__WHAT TO WORK ON__: Find the line containing "Read out every word on this page.". Reproduce it and every line after it up to the end of the records, exactly as written.

— BEGIN INFORMATION GIVEN —

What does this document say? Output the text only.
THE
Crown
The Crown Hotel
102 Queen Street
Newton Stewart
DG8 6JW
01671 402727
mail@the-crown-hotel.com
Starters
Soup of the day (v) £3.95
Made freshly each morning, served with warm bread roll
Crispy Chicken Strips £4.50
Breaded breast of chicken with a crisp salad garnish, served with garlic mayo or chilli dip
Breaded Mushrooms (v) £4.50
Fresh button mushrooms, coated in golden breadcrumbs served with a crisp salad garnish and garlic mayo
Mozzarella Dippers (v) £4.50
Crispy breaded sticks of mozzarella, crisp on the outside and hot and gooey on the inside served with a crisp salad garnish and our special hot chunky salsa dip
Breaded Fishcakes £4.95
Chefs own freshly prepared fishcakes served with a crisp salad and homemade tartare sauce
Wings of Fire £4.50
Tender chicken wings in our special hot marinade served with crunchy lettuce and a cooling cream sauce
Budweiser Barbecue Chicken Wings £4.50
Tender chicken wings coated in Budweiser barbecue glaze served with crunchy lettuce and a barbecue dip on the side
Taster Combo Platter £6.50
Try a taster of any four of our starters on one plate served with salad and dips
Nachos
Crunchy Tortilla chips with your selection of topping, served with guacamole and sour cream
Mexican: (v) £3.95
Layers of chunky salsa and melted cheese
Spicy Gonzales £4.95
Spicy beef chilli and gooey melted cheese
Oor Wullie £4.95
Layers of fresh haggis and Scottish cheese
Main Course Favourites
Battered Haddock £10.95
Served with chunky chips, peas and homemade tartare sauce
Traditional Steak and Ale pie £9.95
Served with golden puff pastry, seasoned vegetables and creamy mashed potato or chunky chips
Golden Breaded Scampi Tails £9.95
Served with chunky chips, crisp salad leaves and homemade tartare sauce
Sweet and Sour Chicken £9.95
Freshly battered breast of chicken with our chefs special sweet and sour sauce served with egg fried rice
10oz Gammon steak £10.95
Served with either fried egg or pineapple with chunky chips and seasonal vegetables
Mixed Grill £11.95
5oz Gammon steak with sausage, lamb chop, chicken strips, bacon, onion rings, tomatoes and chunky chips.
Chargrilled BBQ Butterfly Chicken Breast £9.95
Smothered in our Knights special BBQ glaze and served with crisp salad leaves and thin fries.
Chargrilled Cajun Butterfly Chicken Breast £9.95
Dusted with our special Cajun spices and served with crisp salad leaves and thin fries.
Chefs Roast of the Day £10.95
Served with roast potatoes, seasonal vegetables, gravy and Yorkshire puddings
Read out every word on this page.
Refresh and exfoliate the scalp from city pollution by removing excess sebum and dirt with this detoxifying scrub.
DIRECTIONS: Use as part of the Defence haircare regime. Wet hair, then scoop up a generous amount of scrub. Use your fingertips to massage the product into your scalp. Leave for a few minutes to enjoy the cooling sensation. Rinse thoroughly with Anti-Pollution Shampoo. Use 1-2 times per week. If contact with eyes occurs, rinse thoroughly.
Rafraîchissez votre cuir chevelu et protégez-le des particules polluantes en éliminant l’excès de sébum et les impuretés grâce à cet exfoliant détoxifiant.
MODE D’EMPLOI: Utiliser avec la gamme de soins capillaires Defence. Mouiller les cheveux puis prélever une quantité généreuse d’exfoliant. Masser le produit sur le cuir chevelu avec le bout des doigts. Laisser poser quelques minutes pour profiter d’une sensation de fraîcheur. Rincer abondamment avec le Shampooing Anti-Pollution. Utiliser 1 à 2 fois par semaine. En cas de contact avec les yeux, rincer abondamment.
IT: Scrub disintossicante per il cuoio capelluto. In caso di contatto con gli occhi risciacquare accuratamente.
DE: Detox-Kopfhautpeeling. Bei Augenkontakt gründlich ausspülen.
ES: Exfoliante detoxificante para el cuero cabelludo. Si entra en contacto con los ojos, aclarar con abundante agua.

— END INFORMATION GIVEN —

__REPLY__:
Read out every word on this page.
Refresh and exfoliate the scalp from city pollution by removing excess sebum and dirt with this detoxifying scrub.
DIRECTIONS: Use as part of the Defence haircare regime. Wet hair, then scoop up a generous amount of scrub. Use your fingertips to massage the product into your scalp. Leave for a few minutes to enjoy the cooling sensation. Rinse thoroughly with Anti-Pollution Shampoo. Use 1-2 times per week. If contact with eyes occurs, rinse thoroughly.
Rafraîchissez votre cuir chevelu et protégez-le des particules polluantes en éliminant l’excès de sébum et les impuretés grâce à cet exfoliant détoxifiant.
MODE D’EMPLOI: Utiliser avec la gamme de soins capillaires Defence. Mouiller les cheveux puis prélever une quantité généreuse d’exfoliant. Masser le produit sur le cuir chevelu avec le bout des doigts. Laisser poser quelques minutes pour profiter d’une sensation de fraîcheur. Rincer abondamment avec le Shampooing Anti-Pollution. Utiliser 1 à 2 fois par semaine. En cas de contact avec les yeux, rincer abondamment.
IT: Scrub disintossicante per il cuoio capelluto. In caso di contatto con gli occhi risciacquare accuratamente.
DE: Detox-Kopfhautpeeling. Bei Augenkontakt gründlich ausspülen.
ES: Exfoliante detoxificante para el cuero cabelludo. Si entra en contacto con los ojos, aclarar con abundante agua.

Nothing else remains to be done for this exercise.